## DIRECTIVE
All entries are to be given again verbatim.

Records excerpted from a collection

____________________

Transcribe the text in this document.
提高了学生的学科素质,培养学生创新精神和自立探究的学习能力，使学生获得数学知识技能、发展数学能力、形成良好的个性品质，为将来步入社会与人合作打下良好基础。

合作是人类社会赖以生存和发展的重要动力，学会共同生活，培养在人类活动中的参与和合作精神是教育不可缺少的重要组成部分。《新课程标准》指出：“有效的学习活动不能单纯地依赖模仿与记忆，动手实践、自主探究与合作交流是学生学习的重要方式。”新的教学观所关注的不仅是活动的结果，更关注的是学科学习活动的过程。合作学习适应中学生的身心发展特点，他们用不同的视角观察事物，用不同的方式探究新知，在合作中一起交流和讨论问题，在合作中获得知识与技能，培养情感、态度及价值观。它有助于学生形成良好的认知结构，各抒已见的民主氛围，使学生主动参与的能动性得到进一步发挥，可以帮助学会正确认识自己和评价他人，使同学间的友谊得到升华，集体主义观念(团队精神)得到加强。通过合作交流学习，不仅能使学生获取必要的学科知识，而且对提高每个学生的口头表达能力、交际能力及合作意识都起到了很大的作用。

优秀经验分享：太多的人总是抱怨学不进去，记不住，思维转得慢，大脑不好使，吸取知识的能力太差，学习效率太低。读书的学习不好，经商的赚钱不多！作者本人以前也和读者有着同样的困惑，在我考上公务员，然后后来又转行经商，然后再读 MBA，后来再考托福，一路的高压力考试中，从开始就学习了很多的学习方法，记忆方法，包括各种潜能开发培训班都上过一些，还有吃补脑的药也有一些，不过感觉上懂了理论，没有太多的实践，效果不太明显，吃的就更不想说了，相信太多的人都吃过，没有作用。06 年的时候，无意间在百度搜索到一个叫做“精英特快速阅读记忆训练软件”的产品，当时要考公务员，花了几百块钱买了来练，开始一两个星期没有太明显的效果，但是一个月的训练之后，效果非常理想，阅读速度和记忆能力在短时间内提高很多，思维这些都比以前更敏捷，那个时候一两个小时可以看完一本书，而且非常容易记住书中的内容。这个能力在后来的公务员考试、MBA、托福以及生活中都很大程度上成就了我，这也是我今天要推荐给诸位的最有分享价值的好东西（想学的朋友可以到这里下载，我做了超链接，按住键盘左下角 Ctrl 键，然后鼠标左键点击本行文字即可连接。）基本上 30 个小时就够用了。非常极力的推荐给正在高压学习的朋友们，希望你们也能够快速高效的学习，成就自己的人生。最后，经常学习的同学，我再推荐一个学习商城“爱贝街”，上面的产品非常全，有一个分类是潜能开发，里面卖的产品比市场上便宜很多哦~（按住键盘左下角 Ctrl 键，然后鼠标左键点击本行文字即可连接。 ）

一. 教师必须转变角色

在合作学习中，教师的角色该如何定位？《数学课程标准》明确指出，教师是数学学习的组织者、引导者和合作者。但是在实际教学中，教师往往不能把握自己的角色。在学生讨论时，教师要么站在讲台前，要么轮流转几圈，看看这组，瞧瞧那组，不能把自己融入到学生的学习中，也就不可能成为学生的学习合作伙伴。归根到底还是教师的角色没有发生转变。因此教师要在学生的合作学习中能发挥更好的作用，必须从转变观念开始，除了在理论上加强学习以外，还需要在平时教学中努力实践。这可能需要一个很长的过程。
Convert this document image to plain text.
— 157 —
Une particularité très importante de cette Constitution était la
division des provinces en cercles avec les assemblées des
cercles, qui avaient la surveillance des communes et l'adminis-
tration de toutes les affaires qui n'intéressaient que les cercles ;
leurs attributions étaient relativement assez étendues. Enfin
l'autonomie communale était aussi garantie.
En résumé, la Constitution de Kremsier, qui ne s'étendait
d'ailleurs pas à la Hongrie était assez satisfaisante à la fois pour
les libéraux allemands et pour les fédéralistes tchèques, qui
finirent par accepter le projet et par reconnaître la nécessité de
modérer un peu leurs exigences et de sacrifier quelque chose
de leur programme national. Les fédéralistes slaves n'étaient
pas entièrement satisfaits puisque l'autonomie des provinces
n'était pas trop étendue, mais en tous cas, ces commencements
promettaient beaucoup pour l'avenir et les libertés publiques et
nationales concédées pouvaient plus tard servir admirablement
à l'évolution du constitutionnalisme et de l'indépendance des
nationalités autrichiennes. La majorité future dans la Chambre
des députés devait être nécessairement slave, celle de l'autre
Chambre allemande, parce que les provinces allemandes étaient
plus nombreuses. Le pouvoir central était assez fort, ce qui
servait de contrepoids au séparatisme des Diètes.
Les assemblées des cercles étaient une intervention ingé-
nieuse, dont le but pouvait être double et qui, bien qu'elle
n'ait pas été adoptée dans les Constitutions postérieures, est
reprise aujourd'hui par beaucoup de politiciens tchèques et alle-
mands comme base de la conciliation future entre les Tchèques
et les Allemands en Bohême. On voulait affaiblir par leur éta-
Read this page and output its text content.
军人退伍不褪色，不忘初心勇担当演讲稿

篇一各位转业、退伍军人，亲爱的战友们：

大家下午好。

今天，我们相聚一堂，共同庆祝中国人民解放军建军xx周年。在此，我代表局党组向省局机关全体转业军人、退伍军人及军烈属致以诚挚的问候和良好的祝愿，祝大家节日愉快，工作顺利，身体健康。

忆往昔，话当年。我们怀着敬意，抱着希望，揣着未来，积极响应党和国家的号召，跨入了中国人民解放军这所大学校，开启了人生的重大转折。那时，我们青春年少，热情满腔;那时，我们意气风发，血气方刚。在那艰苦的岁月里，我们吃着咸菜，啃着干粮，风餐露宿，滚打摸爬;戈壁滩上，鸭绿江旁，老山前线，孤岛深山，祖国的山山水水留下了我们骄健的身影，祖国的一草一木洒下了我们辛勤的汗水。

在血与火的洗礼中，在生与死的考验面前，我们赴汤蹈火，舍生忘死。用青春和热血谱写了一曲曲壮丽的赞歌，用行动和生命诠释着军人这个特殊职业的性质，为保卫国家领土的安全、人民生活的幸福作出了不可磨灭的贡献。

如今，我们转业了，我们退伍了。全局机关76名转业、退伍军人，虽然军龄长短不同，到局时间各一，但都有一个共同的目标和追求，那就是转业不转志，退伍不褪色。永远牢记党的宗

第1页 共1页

____________________

## SOLUTION FOR THIS EXERCISE
Transcribe the text in this document.
提高了学生的学科素质,培养学生创新精神和自立探究的学习能力，使学生获得数学知识技能、发展数学能力、形成良好的个性品质，为将来步入社会与人合作打下良好基础。

合作是人类社会赖以生存和发展的重要动力，学会共同生活，培养在人类活动中的参与和合作精神是教育不可缺少的重要组成部分。《新课程标准》指出：“有效的学习活动不能单纯地依赖模仿与记忆，动手实践、自主探究与合作交流是学生学习的重要方式。”新的教学观所关注的不仅是活动的结果，更关注的是学科学习活动的过程。合作学习适应中学生的身心发展特点，他们用不同的视角观察事物，用不同的方式探究新知，在合作中一起交流和讨论问题，在合作中获得知识与技能，培养情感、态度及价值观。它有助于学生形成良好的认知结构，各抒已见的民主氛围，使学生主动参与的能动性得到进一步发挥，可以帮助学会正确认识自己和评价他人，使同学间的友谊得到升华，集体主义观念(团队精神)得到加强。通过合作交流学习，不仅能使学生获取必要的学科知识，而且对提高每个学生的口头表达能力、交际能力及合作意识都起到了很大的作用。

优秀经验分享：太多的人总是抱怨学不进去，记不住，思维转得慢，大脑不好使，吸取知识的能力太差，学习效率太低。读书的学习不好，经商的赚钱不多！作者本人以前也和读者有着同样的困惑，在我考上公务员，然后后来又转行经商，然后再读 MBA，后来再考托福，一路的高压力考试中，从开始就学习了很多的学习方法，记忆方法，包括各种潜能开发培训班都上过一些，还有吃补脑的药也有一些，不过感觉上懂了理论，没有太多的实践，效果不太明显，吃的就更不想说了，相信太多的人都吃过，没有作用。06 年的时候，无意间在百度搜索到一个叫做“精英特快速阅读记忆训练软件”的产品，当时要考公务员，花了几百块钱买了来练，开始一两个星期没有太明显的效果，但是一个月的训练之后，效果非常理想，阅读速度和记忆能力在短时间内提高很多，思维这些都比以前更敏捷，那个时候一两个小时可以看完一本书，而且非常容易记住书中的内容。这个能力在后来的公务员考试、MBA、托福以及生活中都很大程度上成就了我，这也是我今天要推荐给诸位的最有分享价值的好东西（想学的朋友可以到这里下载，我做了超链接，按住键盘左下角 Ctrl 键，然后鼠标左键点击本行文字即可连接。）基本上 30 个小时就够用了。非常极力的推荐给正在高压学习的朋友们，希望你们也能够快速高效的学习，成就自己的人生。最后，经常学习的同学，我再推荐一个学习商城“爱贝街”，上面的产品非常全，有一个分类是潜能开发，里面卖的产品比市场上便宜很多哦~（按住键盘左下角 Ctrl 键，然后鼠标左键点击本行文字即可连接。 ）

一. 教师必须转变角色

在合作学习中，教师的角色该如何定位？《数学课程标准》明确指出，教师是数学学习的组织者、引导者和合作者。但是在实际教学中，教师往往不能把握自己的角色。在学生讨论时，教师要么站在讲台前，要么轮流转几圈，看看这组，瞧瞧那组，不能把自己融入到学生的学习中，也就不可能成为学生的学习合作伙伴。归根到底还是教师的角色没有发生转变。因此教师要在学生的合作学习中能发挥更好的作用，必须从转变观念开始，除了在理论上加强学习以外，还需要在平时教学中努力实践。这可能需要一个很长的过程。
Convert this document image to plain text.
— 157 —
Une particularité très importante de cette Constitution était la
division des provinces en cercles avec les assemblées des
cercles, qui avaient la surveillance des communes et l'adminis-
tration de toutes les affaires qui n'intéressaient que les cercles ;
leurs attributions étaient relativement assez étendues. Enfin
l'autonomie communale était aussi garantie.
En résumé, la Constitution de Kremsier, qui ne s'étendait
d'ailleurs pas à la Hongrie était assez satisfaisante à la fois pour
les libéraux allemands et pour les fédéralistes tchèques, qui
finirent par accepter le projet et par reconnaître la nécessité de
modérer un peu leurs exigences et de sacrifier quelque chose
de leur programme national. Les fédéralistes slaves n'étaient
pas entièrement satisfaits puisque l'autonomie des provinces
n'était pas trop étendue, mais en tous cas, ces commencements
promettaient beaucoup pour l'avenir et les libertés publiques et
nationales concédées pouvaient plus tard servir admirablement
à l'évolution du constitutionnalisme et de l'indépendance des
nationalités autrichiennes. La majorité future dans la Chambre
des députés devait être nécessairement slave, celle de l'autre
Chambre allemande, parce que les provinces allemandes étaient
plus nombreuses. Le pouvoir central était assez fort, ce qui
servait de contrepoids au séparatisme des Diètes.
Les assemblées des cercles étaient une intervention ingé-
nieuse, dont le but pouvait être double et qui, bien qu'elle
n'ait pas été adoptée dans les Constitutions postérieures, est
reprise aujourd'hui par beaucoup de politiciens tchèques et alle-
mands comme base de la conciliation future entre les Tchèques
et les Allemands en Bohême. On voulait affaiblir par leur éta-
Read this page and output its text content.
军人退伍不褪色，不忘初心勇担当演讲稿

篇一各位转业、退伍军人，亲爱的战友们：

大家下午好。

今天，我们相聚一堂，共同庆祝中国人民解放军建军xx周年。在此，我代表局党组向省局机关全体转业军人、退伍军人及军烈属致以诚挚的问候和良好的祝愿，祝大家节日愉快，工作顺利，身体健康。

忆往昔，话当年。我们怀着敬意，抱着希望，揣着未来，积极响应党和国家的号召，跨入了中国人民解放军这所大学校，开启了人生的重大转折。那时，我们青春年少，热情满腔;那时，我们意气风发，血气方刚。在那艰苦的岁月里，我们吃着咸菜，啃着干粮，风餐露宿，滚打摸爬;戈壁滩上，鸭绿江旁，老山前线，孤岛深山，祖国的山山水水留下了我们骄健的身影，祖国的一草一木洒下了我们辛勤的汗水。

在血与火的洗礼中，在生与死的考验面前，我们赴汤蹈火，舍生忘死。用青春和热血谱写了一曲曲壮丽的赞歌，用行动和生命诠释着军人这个特殊职业的性质，为保卫国家领土的安全、人民生活的幸福作出了不可磨灭的贡献。

如今，我们转业了，我们退伍了。全局机关76名转业、退伍军人，虽然军龄长短不同，到局时间各一，但都有一个共同的目标和追求，那就是转业不转志，退伍不褪色。永远牢记党的宗

第1页 共1页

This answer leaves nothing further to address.